Problem requirements:
Pictures should be excluded; otherwise, copy every entry exactly.

Entries start

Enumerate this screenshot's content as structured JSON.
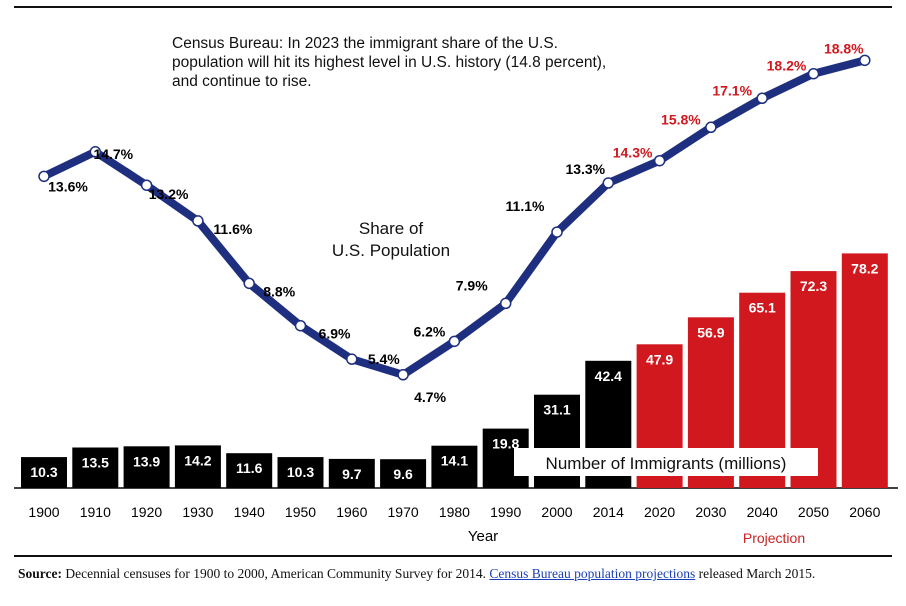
{
  "annotation": "Census Bureau: In 2023 the immigrant share of the U.S. population will hit its highest level in U.S. history (14.8 percent), and continue to rise.",
  "source": {
    "label": "Source:",
    "text_before": "Decennial censuses for 1900 to 2000, American Community Survey for 2014.",
    "link_text": "Census Bureau population projections",
    "text_after": "released March 2015."
  },
  "chart_data": {
    "type": "bar",
    "categories": [
      "1900",
      "1910",
      "1920",
      "1930",
      "1940",
      "1950",
      "1960",
      "1970",
      "1980",
      "1990",
      "2000",
      "2014",
      "2020",
      "2030",
      "2040",
      "2050",
      "2060"
    ],
    "xlabel": "Year",
    "projection_label": "Projection",
    "series": [
      {
        "name": "Number of Immigrants (millions)",
        "type": "bar",
        "values": [
          10.3,
          13.5,
          13.9,
          14.2,
          11.6,
          10.3,
          9.7,
          9.6,
          14.1,
          19.8,
          31.1,
          42.4,
          47.9,
          56.9,
          65.1,
          72.3,
          78.2
        ],
        "labels": [
          "10.3",
          "13.5",
          "13.9",
          "14.2",
          "11.6",
          "10.3",
          "9.7",
          "9.6",
          "14.1",
          "19.8",
          "31.1",
          "42.4",
          "47.9",
          "56.9",
          "65.1",
          "72.3",
          "78.2"
        ]
      },
      {
        "name": "Share of U.S. Population",
        "type": "line",
        "values": [
          13.6,
          14.7,
          13.2,
          11.6,
          8.8,
          6.9,
          5.4,
          4.7,
          6.2,
          7.9,
          11.1,
          13.3,
          14.3,
          15.8,
          17.1,
          18.2,
          18.8
        ],
        "labels": [
          "13.6%",
          "14.7%",
          "13.2%",
          "11.6%",
          "8.8%",
          "6.9%",
          "5.4%",
          "4.7%",
          "6.2%",
          "7.9%",
          "11.1%",
          "13.3%",
          "14.3%",
          "15.8%",
          "17.1%",
          "18.2%",
          "18.8%"
        ]
      }
    ],
    "bar_name_lines": [
      "Number of Immigrants (millions)"
    ],
    "line_name_lines": [
      "Share of",
      "U.S. Population"
    ],
    "projection_start_index": 12,
    "colors": {
      "historical": "#000000",
      "projection": "#d0181e",
      "line": "#1f2f80",
      "projection_label": "#c92323"
    }
  }
}
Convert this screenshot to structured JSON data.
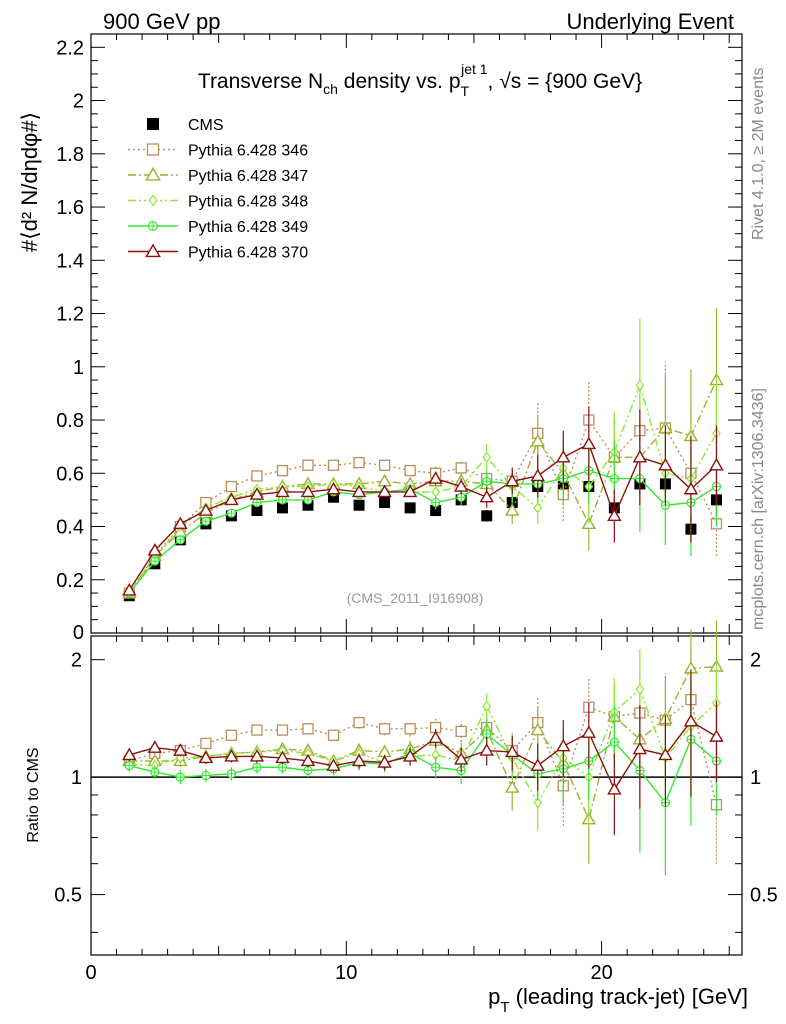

Entries end

Expected output:
Enumerate this screenshot's content as structured JSON.
{
  "annotation": "Census Bureau: In 2023 the immigrant share of the U.S. population will hit its highest level in U.S. history (14.8 percent), and continue to rise.",
  "source": {
    "label": "Source:",
    "text_before": "Decennial censuses for 1900 to 2000, American Community Survey for 2014.",
    "link_text": "Census Bureau population projections",
    "text_after": "released March 2015."
  },
  "chart_data": {
    "type": "bar",
    "categories": [
      "1900",
      "1910",
      "1920",
      "1930",
      "1940",
      "1950",
      "1960",
      "1970",
      "1980",
      "1990",
      "2000",
      "2014",
      "2020",
      "2030",
      "2040",
      "2050",
      "2060"
    ],
    "xlabel": "Year",
    "projection_label": "Projection",
    "series": [
      {
        "name": "Number of Immigrants (millions)",
        "type": "bar",
        "values": [
          10.3,
          13.5,
          13.9,
          14.2,
          11.6,
          10.3,
          9.7,
          9.6,
          14.1,
          19.8,
          31.1,
          42.4,
          47.9,
          56.9,
          65.1,
          72.3,
          78.2
        ],
        "labels": [
          "10.3",
          "13.5",
          "13.9",
          "14.2",
          "11.6",
          "10.3",
          "9.7",
          "9.6",
          "14.1",
          "19.8",
          "31.1",
          "42.4",
          "47.9",
          "56.9",
          "65.1",
          "72.3",
          "78.2"
        ]
      },
      {
        "name": "Share of U.S. Population",
        "type": "line",
        "values": [
          13.6,
          14.7,
          13.2,
          11.6,
          8.8,
          6.9,
          5.4,
          4.7,
          6.2,
          7.9,
          11.1,
          13.3,
          14.3,
          15.8,
          17.1,
          18.2,
          18.8
        ],
        "labels": [
          "13.6%",
          "14.7%",
          "13.2%",
          "11.6%",
          "8.8%",
          "6.9%",
          "5.4%",
          "4.7%",
          "6.2%",
          "7.9%",
          "11.1%",
          "13.3%",
          "14.3%",
          "15.8%",
          "17.1%",
          "18.2%",
          "18.8%"
        ]
      }
    ],
    "bar_name_lines": [
      "Number of Immigrants (millions)"
    ],
    "line_name_lines": [
      "Share of",
      "U.S. Population"
    ],
    "projection_start_index": 12,
    "colors": {
      "historical": "#000000",
      "projection": "#d0181e",
      "line": "#1f2f80",
      "projection_label": "#c92323"
    }
  }
}
Convert this screenshot to structured JSON data.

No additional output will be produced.